#### Given instruction
The records below are to be copied word for word, with every picture left out.
--- Records to use ---
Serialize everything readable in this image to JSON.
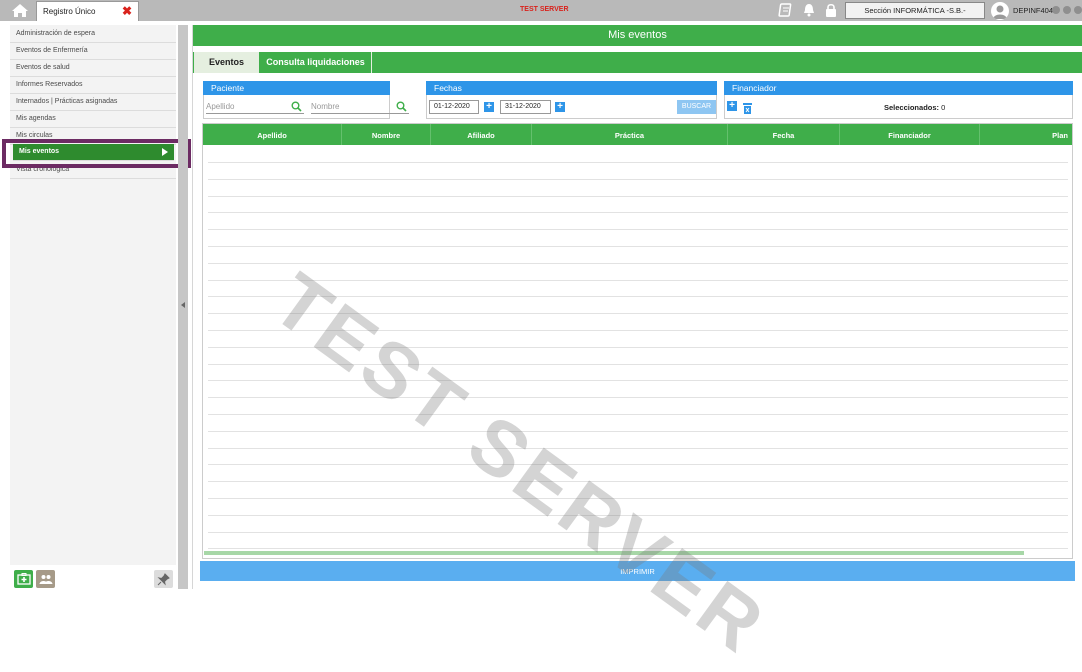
{
  "topbar": {
    "tab_label": "Registro Único",
    "server_label": "TEST SERVER",
    "section_button": "Sección INFORMÁTICA -S.B.-",
    "user": "DEPINF404",
    "icons": [
      "home-icon",
      "close-icon",
      "notebook-icon",
      "bell-icon",
      "lock-icon",
      "user-avatar-icon"
    ]
  },
  "sidebar": {
    "items": [
      {
        "label": "Administración de espera"
      },
      {
        "label": "Eventos de Enfermería"
      },
      {
        "label": "Eventos de salud"
      },
      {
        "label": "Informes Reservados"
      },
      {
        "label": "Internados | Prácticas asignadas"
      },
      {
        "label": "Mis agendas"
      },
      {
        "label": "Mis circulas"
      },
      {
        "label": "Mis eventos",
        "active": true
      },
      {
        "label": "Vista cronológica"
      }
    ],
    "footer_icons": [
      "medical-kit-icon",
      "group-icon",
      "pin-icon"
    ]
  },
  "main": {
    "title": "Mis eventos",
    "tabs": [
      {
        "label": "Eventos",
        "active": true
      },
      {
        "label": "Consulta liquidaciones"
      }
    ],
    "filters": {
      "paciente": {
        "header": "Paciente",
        "apellido_placeholder": "Apellido",
        "nombre_placeholder": "Nombre"
      },
      "fechas": {
        "header": "Fechas",
        "desde": "01-12-2020",
        "hasta": "31-12-2020",
        "buscar_label": "BUSCAR"
      },
      "financiador": {
        "header": "Financiador",
        "selected_label": "Seleccionados:",
        "selected_count": "0"
      }
    },
    "table": {
      "columns": [
        "Apellido",
        "Nombre",
        "Afiliado",
        "Práctica",
        "Fecha",
        "Financiador",
        "Plan"
      ],
      "rows": []
    },
    "watermark": "TEST SERVER",
    "print_label": "IMPRIMIR"
  },
  "colors": {
    "green": "#3fae4a",
    "dark_green": "#2e8b2e",
    "blue": "#2e95e8",
    "highlight": "#6c2b63",
    "red": "#d9221c"
  }
}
---
#### Result of this exercise
Serialize everything readable in this image to JSON.
{
  "topbar": {
    "tab_label": "Registro Único",
    "server_label": "TEST SERVER",
    "section_button": "Sección INFORMÁTICA -S.B.-",
    "user": "DEPINF404",
    "icons": [
      "home-icon",
      "close-icon",
      "notebook-icon",
      "bell-icon",
      "lock-icon",
      "user-avatar-icon"
    ]
  },
  "sidebar": {
    "items": [
      {
        "label": "Administración de espera"
      },
      {
        "label": "Eventos de Enfermería"
      },
      {
        "label": "Eventos de salud"
      },
      {
        "label": "Informes Reservados"
      },
      {
        "label": "Internados | Prácticas asignadas"
      },
      {
        "label": "Mis agendas"
      },
      {
        "label": "Mis circulas"
      },
      {
        "label": "Mis eventos",
        "active": true
      },
      {
        "label": "Vista cronológica"
      }
    ],
    "footer_icons": [
      "medical-kit-icon",
      "group-icon",
      "pin-icon"
    ]
  },
  "main": {
    "title": "Mis eventos",
    "tabs": [
      {
        "label": "Eventos",
        "active": true
      },
      {
        "label": "Consulta liquidaciones"
      }
    ],
    "filters": {
      "paciente": {
        "header": "Paciente",
        "apellido_placeholder": "Apellido",
        "nombre_placeholder": "Nombre"
      },
      "fechas": {
        "header": "Fechas",
        "desde": "01-12-2020",
        "hasta": "31-12-2020",
        "buscar_label": "BUSCAR"
      },
      "financiador": {
        "header": "Financiador",
        "selected_label": "Seleccionados:",
        "selected_count": "0"
      }
    },
    "table": {
      "columns": [
        "Apellido",
        "Nombre",
        "Afiliado",
        "Práctica",
        "Fecha",
        "Financiador",
        "Plan"
      ],
      "rows": []
    },
    "watermark": "TEST SERVER",
    "print_label": "IMPRIMIR"
  },
  "colors": {
    "green": "#3fae4a",
    "dark_green": "#2e8b2e",
    "blue": "#2e95e8",
    "highlight": "#6c2b63",
    "red": "#d9221c"
  }
}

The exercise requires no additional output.